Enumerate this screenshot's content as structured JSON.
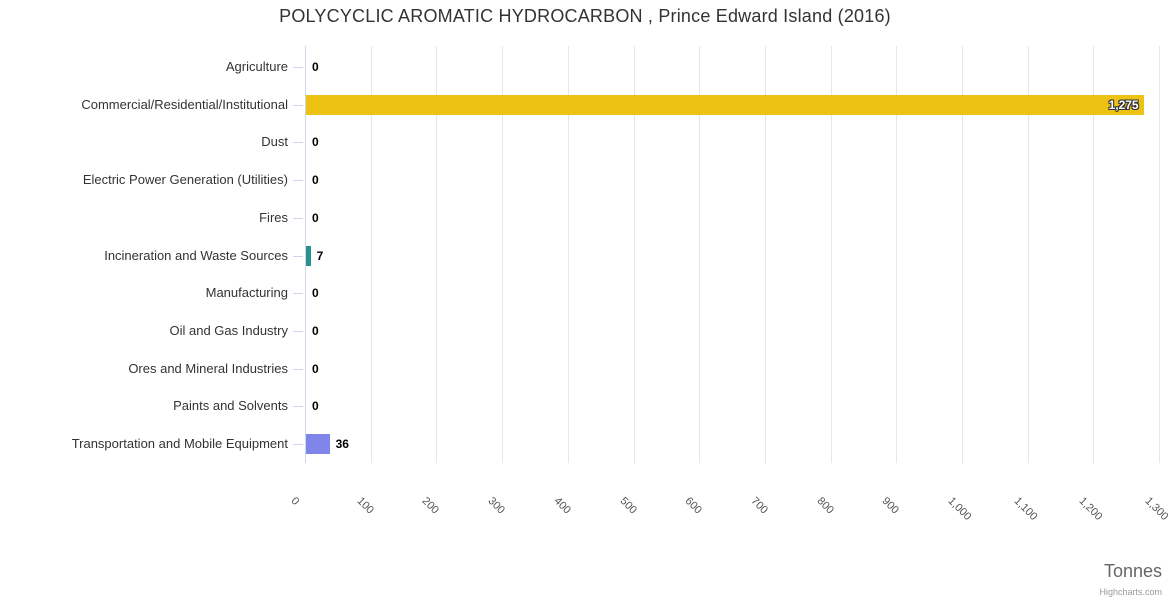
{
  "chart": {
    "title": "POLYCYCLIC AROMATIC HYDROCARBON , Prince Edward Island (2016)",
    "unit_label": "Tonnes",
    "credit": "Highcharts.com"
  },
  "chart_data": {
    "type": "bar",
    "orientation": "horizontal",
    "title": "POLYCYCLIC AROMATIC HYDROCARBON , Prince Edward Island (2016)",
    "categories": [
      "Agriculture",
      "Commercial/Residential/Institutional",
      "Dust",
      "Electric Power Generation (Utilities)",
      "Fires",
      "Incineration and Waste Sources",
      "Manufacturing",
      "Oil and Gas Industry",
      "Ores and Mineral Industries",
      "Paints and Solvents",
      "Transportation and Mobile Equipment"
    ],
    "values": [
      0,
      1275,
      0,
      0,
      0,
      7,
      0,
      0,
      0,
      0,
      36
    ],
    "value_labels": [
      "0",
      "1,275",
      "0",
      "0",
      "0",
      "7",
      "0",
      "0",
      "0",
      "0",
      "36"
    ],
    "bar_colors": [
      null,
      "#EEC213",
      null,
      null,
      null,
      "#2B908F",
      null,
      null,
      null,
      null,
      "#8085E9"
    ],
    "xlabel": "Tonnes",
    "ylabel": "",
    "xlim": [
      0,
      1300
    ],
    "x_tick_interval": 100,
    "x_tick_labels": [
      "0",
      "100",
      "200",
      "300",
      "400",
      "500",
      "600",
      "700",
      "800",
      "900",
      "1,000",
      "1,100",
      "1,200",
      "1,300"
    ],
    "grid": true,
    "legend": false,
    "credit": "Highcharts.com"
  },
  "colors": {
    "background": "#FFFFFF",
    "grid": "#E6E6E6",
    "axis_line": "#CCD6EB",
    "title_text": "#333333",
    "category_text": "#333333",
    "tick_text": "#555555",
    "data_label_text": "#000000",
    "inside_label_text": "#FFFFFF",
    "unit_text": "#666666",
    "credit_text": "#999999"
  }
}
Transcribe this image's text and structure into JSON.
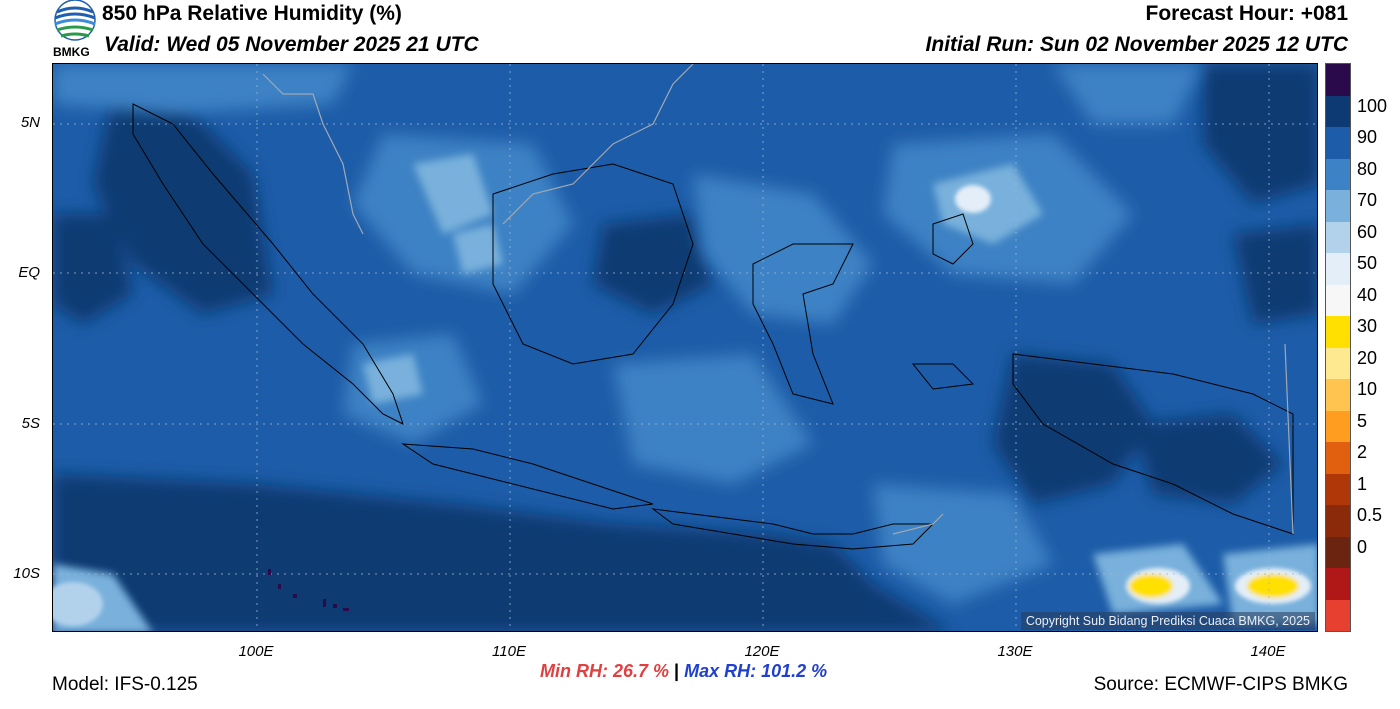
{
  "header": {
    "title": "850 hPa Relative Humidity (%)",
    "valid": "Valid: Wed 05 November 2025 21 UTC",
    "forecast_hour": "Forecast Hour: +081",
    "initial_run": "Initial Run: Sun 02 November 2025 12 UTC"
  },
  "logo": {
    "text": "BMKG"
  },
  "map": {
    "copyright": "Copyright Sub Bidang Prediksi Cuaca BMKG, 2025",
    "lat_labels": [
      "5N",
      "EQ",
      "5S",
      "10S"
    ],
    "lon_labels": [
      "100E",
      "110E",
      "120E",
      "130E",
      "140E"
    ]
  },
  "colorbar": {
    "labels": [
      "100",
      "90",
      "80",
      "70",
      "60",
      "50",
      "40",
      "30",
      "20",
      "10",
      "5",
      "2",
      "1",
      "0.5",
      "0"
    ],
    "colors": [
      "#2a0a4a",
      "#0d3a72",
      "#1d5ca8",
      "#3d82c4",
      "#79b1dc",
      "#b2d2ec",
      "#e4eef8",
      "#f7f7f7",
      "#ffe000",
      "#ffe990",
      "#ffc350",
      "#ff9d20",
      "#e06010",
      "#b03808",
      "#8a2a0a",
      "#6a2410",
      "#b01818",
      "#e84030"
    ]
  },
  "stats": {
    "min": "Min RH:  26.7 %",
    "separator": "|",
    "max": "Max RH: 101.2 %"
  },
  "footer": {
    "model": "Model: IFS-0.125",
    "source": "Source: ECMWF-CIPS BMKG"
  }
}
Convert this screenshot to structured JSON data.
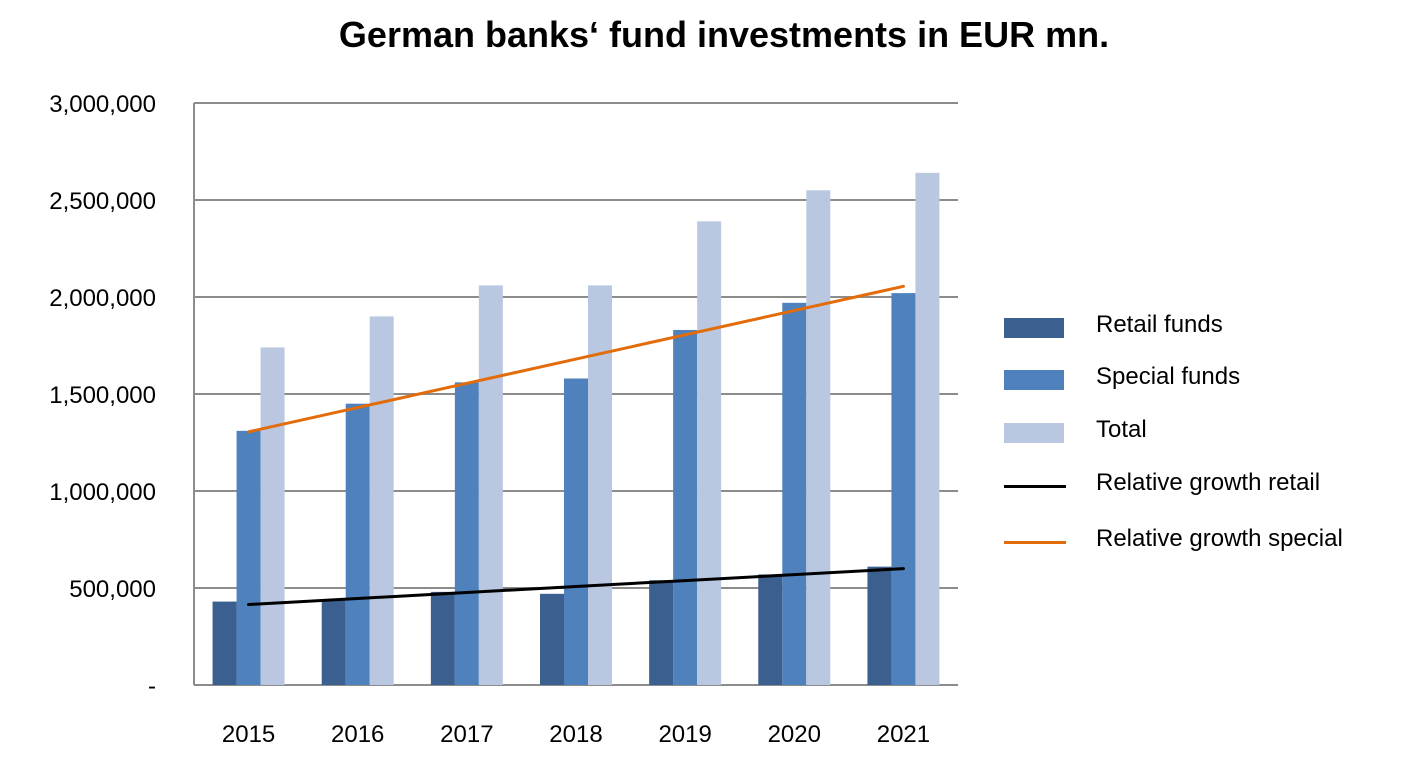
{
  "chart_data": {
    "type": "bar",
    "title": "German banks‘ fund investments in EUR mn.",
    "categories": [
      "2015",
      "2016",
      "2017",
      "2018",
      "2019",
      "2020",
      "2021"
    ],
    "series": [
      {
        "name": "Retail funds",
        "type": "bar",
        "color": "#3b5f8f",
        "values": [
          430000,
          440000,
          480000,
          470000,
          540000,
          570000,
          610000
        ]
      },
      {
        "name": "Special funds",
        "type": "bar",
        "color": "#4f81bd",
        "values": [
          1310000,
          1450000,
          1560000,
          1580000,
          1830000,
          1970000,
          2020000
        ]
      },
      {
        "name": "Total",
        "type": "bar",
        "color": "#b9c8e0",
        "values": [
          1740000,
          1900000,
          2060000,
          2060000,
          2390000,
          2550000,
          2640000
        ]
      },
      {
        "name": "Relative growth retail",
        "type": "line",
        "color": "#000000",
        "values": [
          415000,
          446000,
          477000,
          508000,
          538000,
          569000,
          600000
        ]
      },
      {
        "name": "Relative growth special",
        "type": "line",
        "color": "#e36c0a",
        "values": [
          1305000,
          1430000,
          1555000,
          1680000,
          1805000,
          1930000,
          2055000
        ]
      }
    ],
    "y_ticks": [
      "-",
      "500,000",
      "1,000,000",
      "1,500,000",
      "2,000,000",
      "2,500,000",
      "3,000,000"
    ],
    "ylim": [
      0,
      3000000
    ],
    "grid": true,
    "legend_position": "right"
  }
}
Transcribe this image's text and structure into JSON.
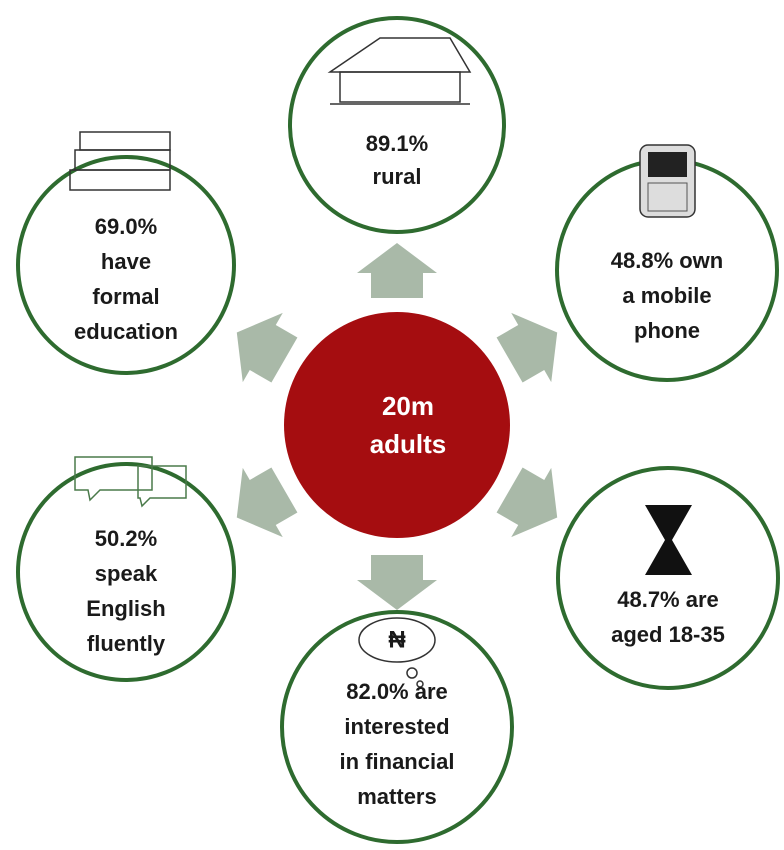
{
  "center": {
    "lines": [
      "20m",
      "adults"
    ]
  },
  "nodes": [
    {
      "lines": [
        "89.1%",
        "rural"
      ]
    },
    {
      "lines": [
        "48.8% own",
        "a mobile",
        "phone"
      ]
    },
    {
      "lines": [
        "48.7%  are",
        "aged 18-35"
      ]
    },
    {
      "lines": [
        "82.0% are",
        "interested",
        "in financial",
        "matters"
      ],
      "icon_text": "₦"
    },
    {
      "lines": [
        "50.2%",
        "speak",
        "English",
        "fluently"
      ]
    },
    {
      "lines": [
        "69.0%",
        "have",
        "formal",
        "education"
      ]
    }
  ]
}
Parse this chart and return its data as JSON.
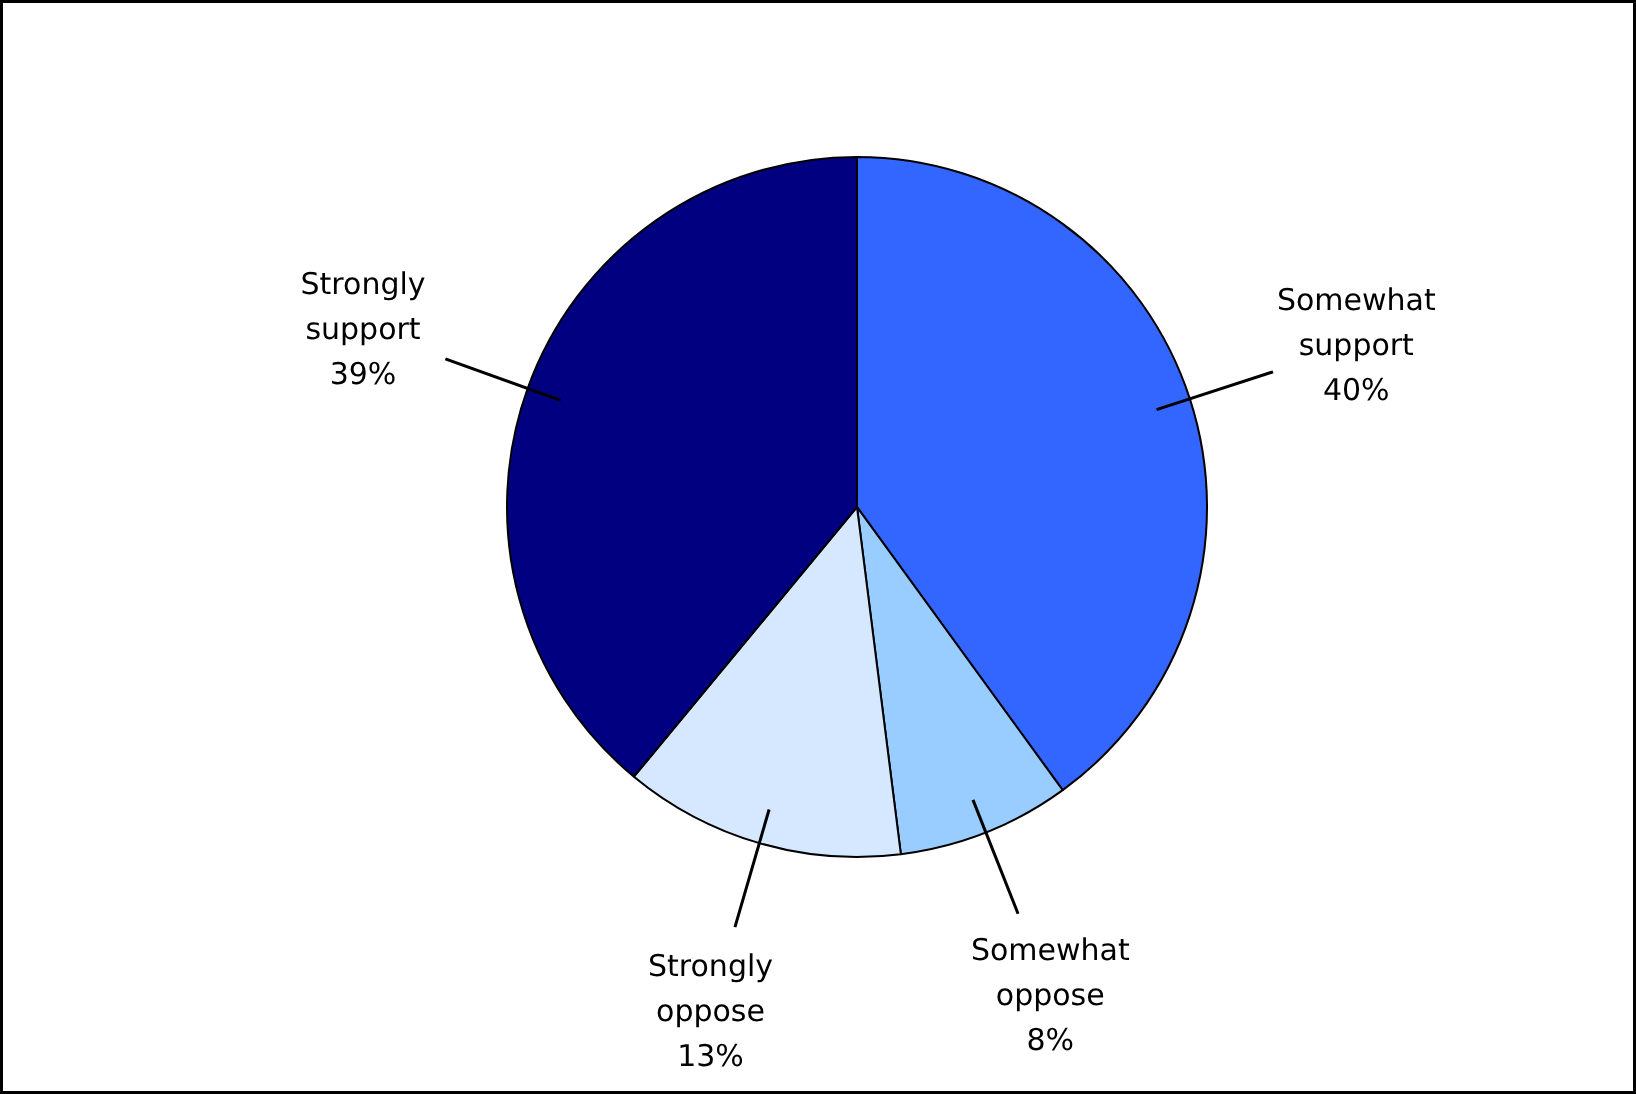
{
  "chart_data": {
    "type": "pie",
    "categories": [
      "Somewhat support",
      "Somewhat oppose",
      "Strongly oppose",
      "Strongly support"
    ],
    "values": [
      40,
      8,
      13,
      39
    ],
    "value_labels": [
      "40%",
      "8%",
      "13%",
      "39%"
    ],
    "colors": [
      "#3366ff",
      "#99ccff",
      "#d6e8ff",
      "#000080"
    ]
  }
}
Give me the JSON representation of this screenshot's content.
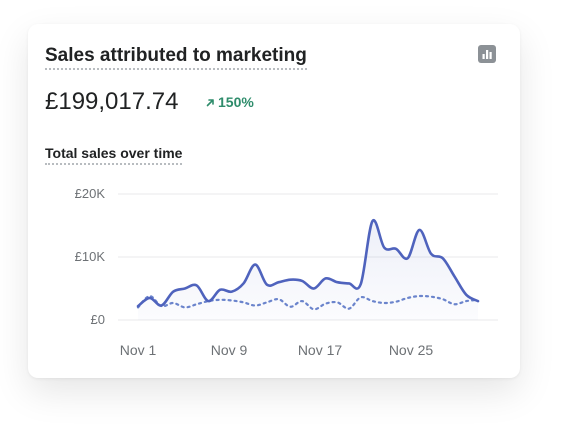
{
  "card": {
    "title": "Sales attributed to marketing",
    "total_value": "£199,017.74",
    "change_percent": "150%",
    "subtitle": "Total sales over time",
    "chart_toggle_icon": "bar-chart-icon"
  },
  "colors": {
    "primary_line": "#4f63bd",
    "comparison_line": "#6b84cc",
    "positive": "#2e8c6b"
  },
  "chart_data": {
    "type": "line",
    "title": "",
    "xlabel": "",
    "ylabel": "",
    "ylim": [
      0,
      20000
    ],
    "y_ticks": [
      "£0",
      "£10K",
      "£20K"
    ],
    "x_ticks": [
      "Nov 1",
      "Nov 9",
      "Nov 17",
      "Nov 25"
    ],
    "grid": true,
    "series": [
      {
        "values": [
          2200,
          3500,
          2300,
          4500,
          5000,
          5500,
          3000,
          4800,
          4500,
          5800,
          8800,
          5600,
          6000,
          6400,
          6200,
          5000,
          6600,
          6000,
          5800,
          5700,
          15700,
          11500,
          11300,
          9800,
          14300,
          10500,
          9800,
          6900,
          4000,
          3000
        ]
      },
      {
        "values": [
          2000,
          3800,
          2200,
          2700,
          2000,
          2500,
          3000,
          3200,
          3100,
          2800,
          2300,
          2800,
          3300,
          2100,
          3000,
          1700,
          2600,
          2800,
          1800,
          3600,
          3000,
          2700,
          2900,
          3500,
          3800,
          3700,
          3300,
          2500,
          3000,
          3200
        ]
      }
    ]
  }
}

────────────────────

▸ **Directions**: For the listing above, give the number of lines in which the string "JSON" occurs, and nothing else.

▸ **Output of the exercise**: 6